▸ TASK GOAL
Your copy of the material must match it exactly, except that pictures are dropped.

▸ EXERCISE DATA
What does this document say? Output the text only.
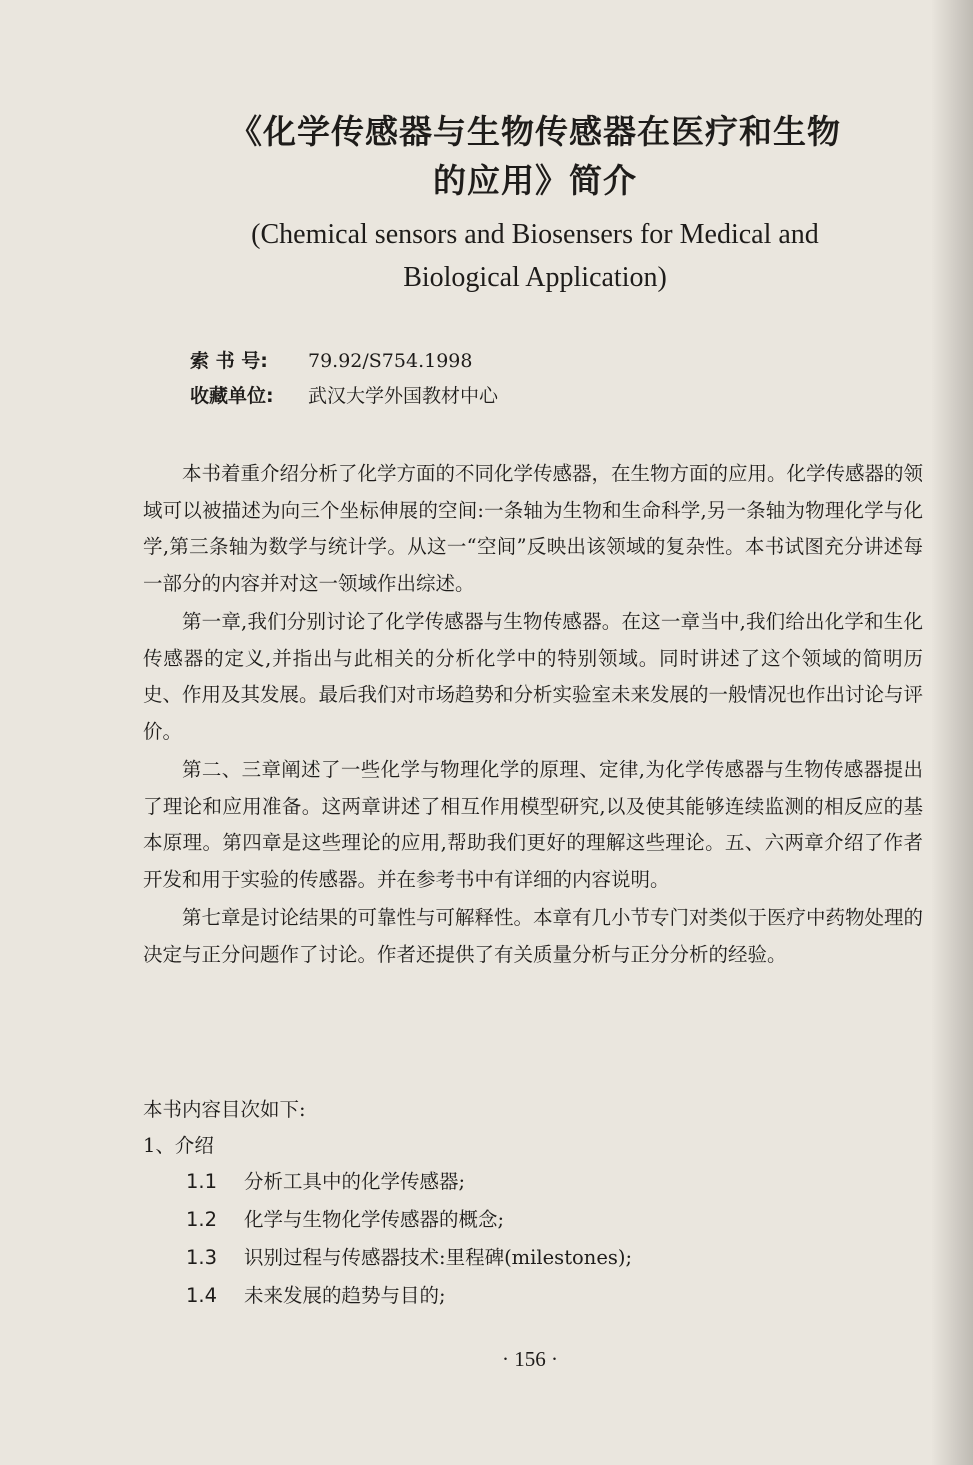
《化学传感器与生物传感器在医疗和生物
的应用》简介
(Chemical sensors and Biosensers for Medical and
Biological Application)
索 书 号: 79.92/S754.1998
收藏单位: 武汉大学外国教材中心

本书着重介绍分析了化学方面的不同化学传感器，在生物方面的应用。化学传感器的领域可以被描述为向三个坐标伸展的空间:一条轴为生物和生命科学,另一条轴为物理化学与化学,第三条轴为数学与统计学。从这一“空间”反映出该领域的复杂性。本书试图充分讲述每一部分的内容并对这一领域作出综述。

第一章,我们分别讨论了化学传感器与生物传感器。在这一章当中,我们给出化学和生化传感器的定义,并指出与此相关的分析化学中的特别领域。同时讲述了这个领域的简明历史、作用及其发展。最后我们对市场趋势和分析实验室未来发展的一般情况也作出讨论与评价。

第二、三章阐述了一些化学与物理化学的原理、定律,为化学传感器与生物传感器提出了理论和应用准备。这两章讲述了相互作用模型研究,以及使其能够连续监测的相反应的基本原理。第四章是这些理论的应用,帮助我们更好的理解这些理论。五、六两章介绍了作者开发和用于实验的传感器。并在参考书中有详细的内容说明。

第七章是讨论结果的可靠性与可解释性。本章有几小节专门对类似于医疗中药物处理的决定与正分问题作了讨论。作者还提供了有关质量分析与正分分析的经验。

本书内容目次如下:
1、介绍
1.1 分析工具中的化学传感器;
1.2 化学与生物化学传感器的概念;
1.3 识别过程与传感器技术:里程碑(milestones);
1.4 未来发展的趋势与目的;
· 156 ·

▸ RESPONSE BELOW
What does this document say? Output the text only.
《化学传感器与生物传感器在医疗和生物
的应用》简介
(Chemical sensors and Biosensers for Medical and
Biological Application)
索 书 号: 79.92/S754.1998
收藏单位: 武汉大学外国教材中心

本书着重介绍分析了化学方面的不同化学传感器，在生物方面的应用。化学传感器的领域可以被描述为向三个坐标伸展的空间:一条轴为生物和生命科学,另一条轴为物理化学与化学,第三条轴为数学与统计学。从这一“空间”反映出该领域的复杂性。本书试图充分讲述每一部分的内容并对这一领域作出综述。

第一章,我们分别讨论了化学传感器与生物传感器。在这一章当中,我们给出化学和生化传感器的定义,并指出与此相关的分析化学中的特别领域。同时讲述了这个领域的简明历史、作用及其发展。最后我们对市场趋势和分析实验室未来发展的一般情况也作出讨论与评价。

第二、三章阐述了一些化学与物理化学的原理、定律,为化学传感器与生物传感器提出了理论和应用准备。这两章讲述了相互作用模型研究,以及使其能够连续监测的相反应的基本原理。第四章是这些理论的应用,帮助我们更好的理解这些理论。五、六两章介绍了作者开发和用于实验的传感器。并在参考书中有详细的内容说明。

第七章是讨论结果的可靠性与可解释性。本章有几小节专门对类似于医疗中药物处理的决定与正分问题作了讨论。作者还提供了有关质量分析与正分分析的经验。

本书内容目次如下:
1、介绍
1.1 分析工具中的化学传感器;
1.2 化学与生物化学传感器的概念;
1.3 识别过程与传感器技术:里程碑(milestones);
1.4 未来发展的趋势与目的;
· 156 ·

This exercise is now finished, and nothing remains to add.